## OBJECTIVE
Across all the lines below, how many contain the string "index"? Please reply with the number only.
+-------+
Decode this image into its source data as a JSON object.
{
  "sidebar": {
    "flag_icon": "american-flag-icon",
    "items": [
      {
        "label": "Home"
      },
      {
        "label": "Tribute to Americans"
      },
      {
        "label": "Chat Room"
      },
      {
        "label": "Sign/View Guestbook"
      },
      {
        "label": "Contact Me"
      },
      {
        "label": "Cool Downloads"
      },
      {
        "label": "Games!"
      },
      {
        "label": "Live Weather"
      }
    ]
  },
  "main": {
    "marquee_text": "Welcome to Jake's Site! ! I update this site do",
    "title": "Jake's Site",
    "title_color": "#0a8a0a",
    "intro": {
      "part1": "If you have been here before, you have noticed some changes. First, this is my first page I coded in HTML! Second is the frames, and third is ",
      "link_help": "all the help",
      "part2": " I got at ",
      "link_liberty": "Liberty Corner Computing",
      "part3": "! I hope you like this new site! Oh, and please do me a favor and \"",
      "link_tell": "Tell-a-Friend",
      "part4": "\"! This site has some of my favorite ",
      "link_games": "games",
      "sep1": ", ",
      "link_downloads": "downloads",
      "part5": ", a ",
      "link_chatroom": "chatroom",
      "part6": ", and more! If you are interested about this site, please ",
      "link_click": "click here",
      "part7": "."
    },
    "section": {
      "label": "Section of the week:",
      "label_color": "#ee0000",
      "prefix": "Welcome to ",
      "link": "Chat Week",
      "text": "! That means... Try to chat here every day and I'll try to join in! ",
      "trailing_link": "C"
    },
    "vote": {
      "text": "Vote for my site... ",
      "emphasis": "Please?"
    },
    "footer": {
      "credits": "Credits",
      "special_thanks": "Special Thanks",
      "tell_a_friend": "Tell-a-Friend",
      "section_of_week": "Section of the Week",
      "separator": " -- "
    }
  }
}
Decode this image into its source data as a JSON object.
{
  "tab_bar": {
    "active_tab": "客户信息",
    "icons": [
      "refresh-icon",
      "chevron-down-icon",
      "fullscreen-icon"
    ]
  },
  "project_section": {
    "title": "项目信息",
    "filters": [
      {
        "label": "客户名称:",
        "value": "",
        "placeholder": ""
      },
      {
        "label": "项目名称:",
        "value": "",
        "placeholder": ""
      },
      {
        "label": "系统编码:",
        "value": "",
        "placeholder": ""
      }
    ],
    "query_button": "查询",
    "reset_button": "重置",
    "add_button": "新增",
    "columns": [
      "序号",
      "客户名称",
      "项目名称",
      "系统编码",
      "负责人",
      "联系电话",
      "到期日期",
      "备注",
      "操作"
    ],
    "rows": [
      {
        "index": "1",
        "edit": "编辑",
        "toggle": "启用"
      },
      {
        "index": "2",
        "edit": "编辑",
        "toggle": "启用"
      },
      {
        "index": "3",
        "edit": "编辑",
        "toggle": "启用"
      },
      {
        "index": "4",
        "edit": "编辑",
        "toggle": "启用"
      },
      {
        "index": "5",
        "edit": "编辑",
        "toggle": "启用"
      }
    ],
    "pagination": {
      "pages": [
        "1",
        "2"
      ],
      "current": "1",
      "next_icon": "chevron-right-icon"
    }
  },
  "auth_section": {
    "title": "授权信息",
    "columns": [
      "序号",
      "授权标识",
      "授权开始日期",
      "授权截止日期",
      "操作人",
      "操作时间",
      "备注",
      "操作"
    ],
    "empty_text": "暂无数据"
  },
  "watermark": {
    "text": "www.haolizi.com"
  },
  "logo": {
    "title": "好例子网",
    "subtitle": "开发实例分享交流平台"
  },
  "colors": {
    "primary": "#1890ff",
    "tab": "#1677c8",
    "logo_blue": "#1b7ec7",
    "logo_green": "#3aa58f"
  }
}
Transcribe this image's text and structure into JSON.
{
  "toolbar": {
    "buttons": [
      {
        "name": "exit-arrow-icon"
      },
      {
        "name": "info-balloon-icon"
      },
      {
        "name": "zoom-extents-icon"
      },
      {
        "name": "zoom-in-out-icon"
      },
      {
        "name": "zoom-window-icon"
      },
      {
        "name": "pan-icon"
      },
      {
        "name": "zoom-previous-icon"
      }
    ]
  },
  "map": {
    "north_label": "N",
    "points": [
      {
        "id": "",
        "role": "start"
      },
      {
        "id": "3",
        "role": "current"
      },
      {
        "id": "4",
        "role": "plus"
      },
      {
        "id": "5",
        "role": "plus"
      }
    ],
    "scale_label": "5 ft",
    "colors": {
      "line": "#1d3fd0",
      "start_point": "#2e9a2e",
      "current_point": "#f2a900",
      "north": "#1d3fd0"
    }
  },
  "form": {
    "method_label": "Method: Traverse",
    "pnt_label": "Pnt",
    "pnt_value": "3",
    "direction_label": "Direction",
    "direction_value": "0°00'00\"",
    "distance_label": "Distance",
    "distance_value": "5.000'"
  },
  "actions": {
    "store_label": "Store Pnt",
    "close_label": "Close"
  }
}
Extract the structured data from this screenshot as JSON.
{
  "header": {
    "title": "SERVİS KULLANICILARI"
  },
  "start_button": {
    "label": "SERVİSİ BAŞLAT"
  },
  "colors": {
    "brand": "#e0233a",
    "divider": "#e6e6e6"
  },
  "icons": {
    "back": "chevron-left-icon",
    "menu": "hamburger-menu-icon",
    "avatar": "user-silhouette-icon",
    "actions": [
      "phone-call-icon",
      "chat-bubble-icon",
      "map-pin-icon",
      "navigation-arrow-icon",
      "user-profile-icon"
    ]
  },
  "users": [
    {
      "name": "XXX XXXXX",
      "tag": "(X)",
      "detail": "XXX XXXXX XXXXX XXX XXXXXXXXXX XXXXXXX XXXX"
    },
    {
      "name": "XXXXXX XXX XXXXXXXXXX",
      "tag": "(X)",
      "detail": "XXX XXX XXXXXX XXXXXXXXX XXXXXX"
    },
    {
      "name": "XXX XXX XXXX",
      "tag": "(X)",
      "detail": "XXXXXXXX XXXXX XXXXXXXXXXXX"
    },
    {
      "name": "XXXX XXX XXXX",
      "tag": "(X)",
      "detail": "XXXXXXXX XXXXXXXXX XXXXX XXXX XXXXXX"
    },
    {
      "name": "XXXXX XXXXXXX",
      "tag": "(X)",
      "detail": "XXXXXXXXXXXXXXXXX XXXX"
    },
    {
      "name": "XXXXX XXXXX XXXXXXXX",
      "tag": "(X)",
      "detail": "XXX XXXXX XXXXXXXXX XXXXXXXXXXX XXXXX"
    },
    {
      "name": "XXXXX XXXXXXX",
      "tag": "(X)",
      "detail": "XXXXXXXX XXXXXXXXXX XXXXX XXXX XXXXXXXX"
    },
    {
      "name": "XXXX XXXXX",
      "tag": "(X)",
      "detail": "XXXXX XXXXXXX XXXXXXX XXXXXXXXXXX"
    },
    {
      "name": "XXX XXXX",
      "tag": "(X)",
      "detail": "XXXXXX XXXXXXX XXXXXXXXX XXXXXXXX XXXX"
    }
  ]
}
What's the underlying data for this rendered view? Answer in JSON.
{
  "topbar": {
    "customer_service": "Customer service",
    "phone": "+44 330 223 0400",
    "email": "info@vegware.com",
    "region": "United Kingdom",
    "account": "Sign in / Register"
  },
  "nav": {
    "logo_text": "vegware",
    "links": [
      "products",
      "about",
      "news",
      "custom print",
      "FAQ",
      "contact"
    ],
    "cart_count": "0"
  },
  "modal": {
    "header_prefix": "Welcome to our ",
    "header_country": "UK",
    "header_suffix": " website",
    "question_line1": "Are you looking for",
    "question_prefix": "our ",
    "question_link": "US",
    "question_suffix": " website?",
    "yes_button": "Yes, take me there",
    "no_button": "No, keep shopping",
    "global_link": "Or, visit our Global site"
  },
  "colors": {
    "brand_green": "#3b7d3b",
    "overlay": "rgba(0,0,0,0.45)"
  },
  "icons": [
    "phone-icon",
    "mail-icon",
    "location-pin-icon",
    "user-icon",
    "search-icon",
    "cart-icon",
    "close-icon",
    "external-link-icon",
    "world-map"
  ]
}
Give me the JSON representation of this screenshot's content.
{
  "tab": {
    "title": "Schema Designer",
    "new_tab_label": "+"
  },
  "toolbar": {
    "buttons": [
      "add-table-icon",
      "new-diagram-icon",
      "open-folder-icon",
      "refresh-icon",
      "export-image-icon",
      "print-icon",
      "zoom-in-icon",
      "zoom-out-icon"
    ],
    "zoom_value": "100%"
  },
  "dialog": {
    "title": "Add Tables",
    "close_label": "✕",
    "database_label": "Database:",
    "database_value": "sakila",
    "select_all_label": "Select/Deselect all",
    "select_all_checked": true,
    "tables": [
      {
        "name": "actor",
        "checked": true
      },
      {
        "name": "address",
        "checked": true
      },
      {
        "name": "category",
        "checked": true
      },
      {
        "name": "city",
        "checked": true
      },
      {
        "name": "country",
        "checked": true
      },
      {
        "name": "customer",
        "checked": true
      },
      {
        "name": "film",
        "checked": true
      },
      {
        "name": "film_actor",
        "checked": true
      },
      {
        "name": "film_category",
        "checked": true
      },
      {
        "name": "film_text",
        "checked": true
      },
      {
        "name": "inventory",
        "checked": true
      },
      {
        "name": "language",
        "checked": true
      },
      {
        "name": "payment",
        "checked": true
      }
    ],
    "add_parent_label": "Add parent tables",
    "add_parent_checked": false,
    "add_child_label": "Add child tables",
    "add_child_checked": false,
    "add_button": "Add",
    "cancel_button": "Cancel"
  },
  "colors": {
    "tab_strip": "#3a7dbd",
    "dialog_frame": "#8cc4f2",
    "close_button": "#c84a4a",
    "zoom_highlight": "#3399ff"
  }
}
+-------+
## WRITTEN ANSWER
5